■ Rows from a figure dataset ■
* * * * * * *

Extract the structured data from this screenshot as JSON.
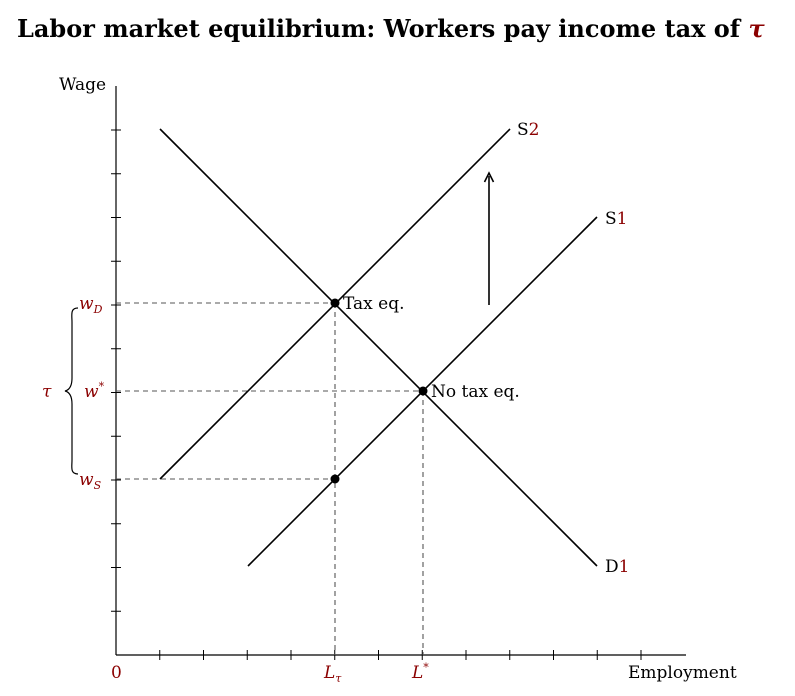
{
  "title": {
    "text": "Labor market equilibrium: Workers pay income tax of",
    "symbol": "τ"
  },
  "axes": {
    "y_label": "Wage",
    "x_label": "Employment",
    "origin": "0"
  },
  "curves": {
    "demand": {
      "letter": "D",
      "subscript": "1"
    },
    "supply1": {
      "letter": "S",
      "subscript": "1"
    },
    "supply2": {
      "letter": "S",
      "subscript": "2"
    }
  },
  "wage_labels": {
    "w_D": {
      "base": "w",
      "sub": "D"
    },
    "w_star": {
      "base": "w",
      "sup": "*"
    },
    "w_S": {
      "base": "w",
      "sub": "S"
    }
  },
  "employment_labels": {
    "L_tau": {
      "base": "L",
      "sub": "τ"
    },
    "L_star": {
      "base": "L",
      "sup": "*"
    }
  },
  "tax_label": "τ",
  "point_labels": {
    "tax_eq": "Tax eq.",
    "no_tax_eq": "No tax eq."
  },
  "colors": {
    "math_red": "#8b0000",
    "line": "#000000",
    "dashed": "#555555"
  }
}
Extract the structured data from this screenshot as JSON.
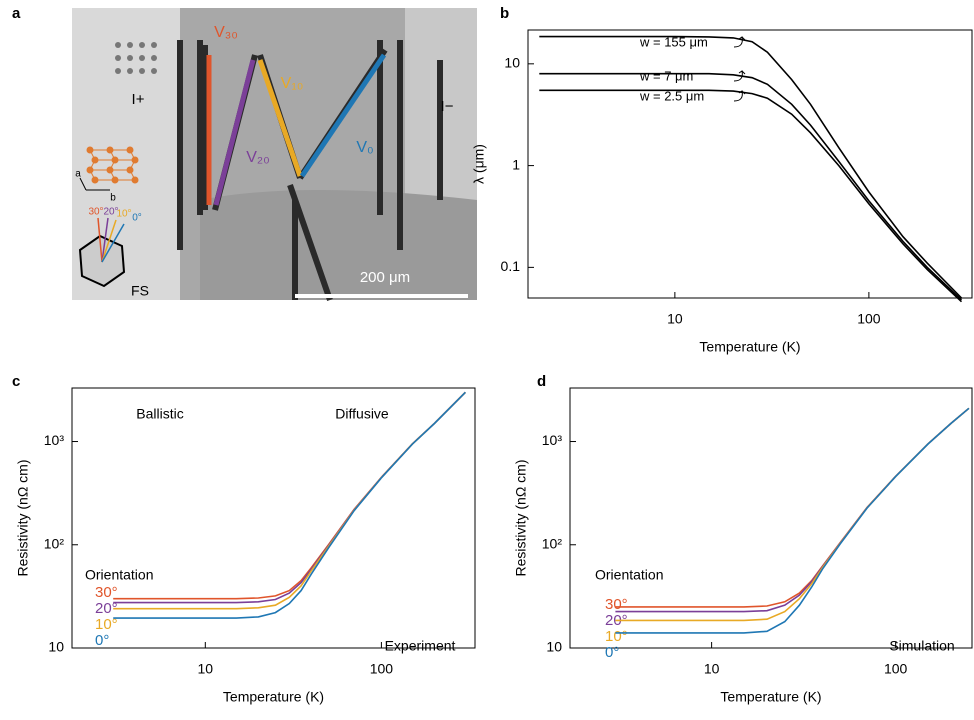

* * * * * * *

■ BRIEF ■
Output every entry verbatim. Pictures do not belong in the copy.

■ RESPONSE ■
Extract the structured data from this screenshot as JSON.
{
  "title": {
    "text": "Labor market equilibrium: Workers pay income tax of",
    "symbol": "τ"
  },
  "axes": {
    "y_label": "Wage",
    "x_label": "Employment",
    "origin": "0"
  },
  "curves": {
    "demand": {
      "letter": "D",
      "subscript": "1"
    },
    "supply1": {
      "letter": "S",
      "subscript": "1"
    },
    "supply2": {
      "letter": "S",
      "subscript": "2"
    }
  },
  "wage_labels": {
    "w_D": {
      "base": "w",
      "sub": "D"
    },
    "w_star": {
      "base": "w",
      "sup": "*"
    },
    "w_S": {
      "base": "w",
      "sub": "S"
    }
  },
  "employment_labels": {
    "L_tau": {
      "base": "L",
      "sub": "τ"
    },
    "L_star": {
      "base": "L",
      "sup": "*"
    }
  },
  "tax_label": "τ",
  "point_labels": {
    "tax_eq": "Tax eq.",
    "no_tax_eq": "No tax eq."
  },
  "colors": {
    "math_red": "#8b0000",
    "line": "#000000",
    "dashed": "#555555"
  }
}
Extract the structured data from this screenshot as JSON.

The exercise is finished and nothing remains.